[Objective]
What lines of the data hold the string "this"? Pull each one out.

╭─ Exercise inputs

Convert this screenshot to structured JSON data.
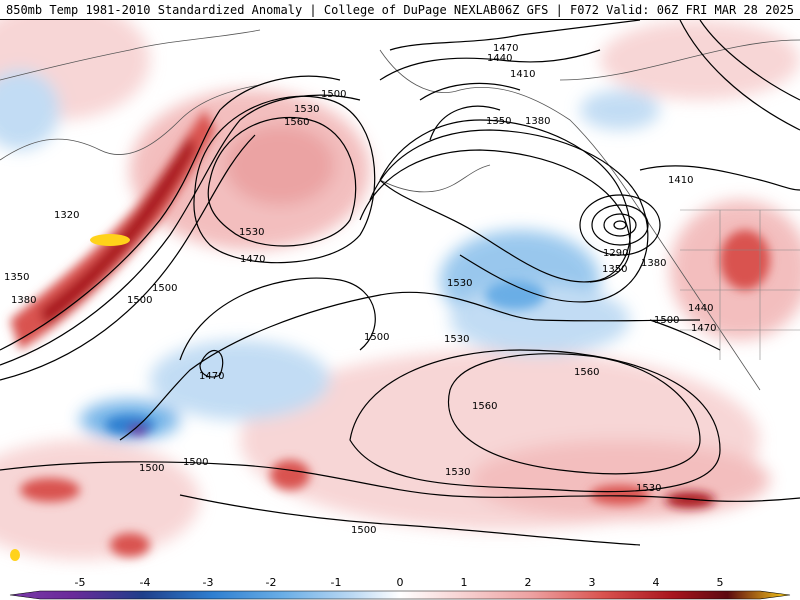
{
  "header": {
    "title": "850mb Temp 1981-2010 Standardized Anomaly | College of DuPage NEXLAB",
    "run_info": "06Z GFS | F072 Valid: 06Z FRI MAR 28 2025"
  },
  "map": {
    "contour_labels": [
      "1470",
      "1440",
      "1410",
      "1380",
      "1350",
      "1290",
      "1350",
      "1380",
      "1440",
      "1410",
      "1470",
      "1500",
      "1530",
      "1560",
      "1530",
      "1500",
      "1470",
      "1500",
      "1470",
      "1320",
      "1350",
      "1380",
      "1500",
      "1530",
      "1560",
      "1560",
      "1530",
      "1500",
      "1500",
      "1500",
      "1530",
      "1500",
      "1530"
    ]
  },
  "colorbar": {
    "labels": [
      "-5",
      "-4",
      "-3",
      "-2",
      "-1",
      "0",
      "1",
      "2",
      "3",
      "4",
      "5"
    ],
    "colors": [
      "#6a2a9a",
      "#1f3f8a",
      "#2f7fd0",
      "#6aaee6",
      "#bcd9f3",
      "#ffffff",
      "#f7d2d2",
      "#eda0a0",
      "#d9534f",
      "#a8141e",
      "#ffd21a"
    ]
  }
}
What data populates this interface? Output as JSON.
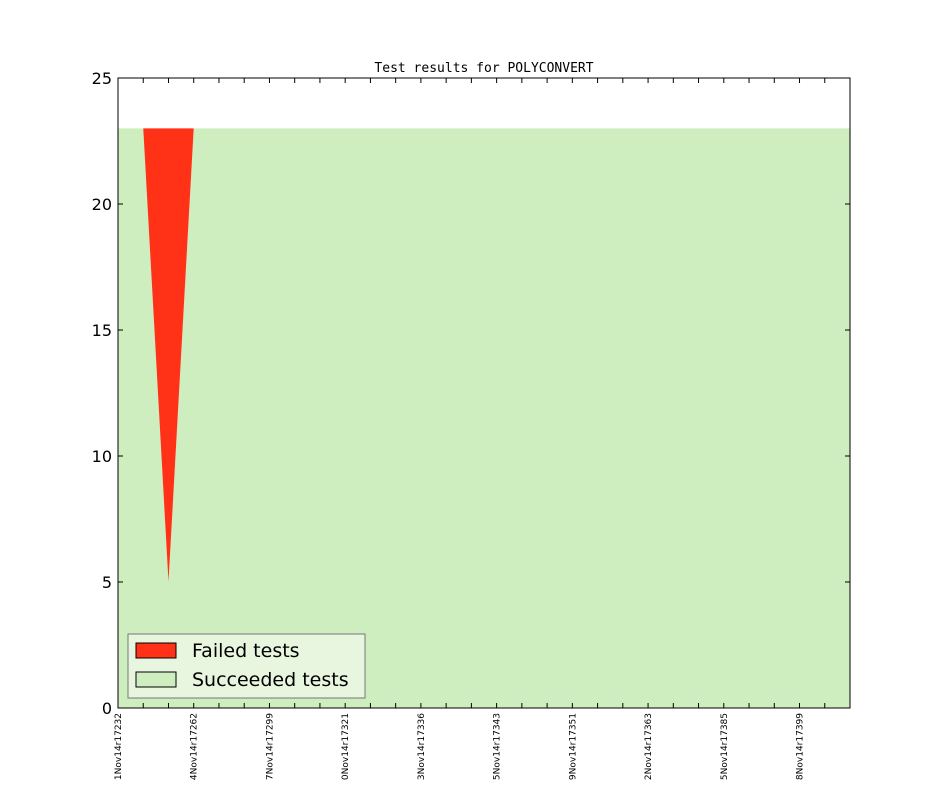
{
  "chart_data": {
    "type": "stacked_area",
    "title": "Test results for POLYCONVERT",
    "categories": [
      "1Nov14r17232",
      null,
      null,
      "4Nov14r17262",
      null,
      null,
      "7Nov14r17299",
      null,
      null,
      "0Nov14r17321",
      null,
      null,
      "3Nov14r17336",
      null,
      null,
      "5Nov14r17343",
      null,
      null,
      "9Nov14r17351",
      null,
      null,
      "2Nov14r17363",
      null,
      null,
      "5Nov14r17385",
      null,
      null,
      "8Nov14r17399",
      null,
      null
    ],
    "series": [
      {
        "name": "Failed tests",
        "color": "#ff3218",
        "values": [
          0,
          0,
          18,
          0,
          0,
          0,
          0,
          0,
          0,
          0,
          0,
          0,
          0,
          0,
          0,
          0,
          0,
          0,
          0,
          0,
          0,
          0,
          0,
          0,
          0,
          0,
          0,
          0,
          0,
          0
        ]
      },
      {
        "name": "Succeeded tests",
        "color": "#cfeebf",
        "values": [
          23,
          23,
          5,
          23,
          23,
          23,
          23,
          23,
          23,
          23,
          23,
          23,
          23,
          23,
          23,
          23,
          23,
          23,
          23,
          23,
          23,
          23,
          23,
          23,
          23,
          23,
          23,
          23,
          23,
          23
        ]
      }
    ],
    "ylim": [
      0,
      25
    ],
    "yticks": [
      0,
      5,
      10,
      15,
      20,
      25
    ],
    "legend": "lower left"
  }
}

╰─

[Task output]
Convert this screenshot to structured JSON data.
What data populates this interface? Output as JSON.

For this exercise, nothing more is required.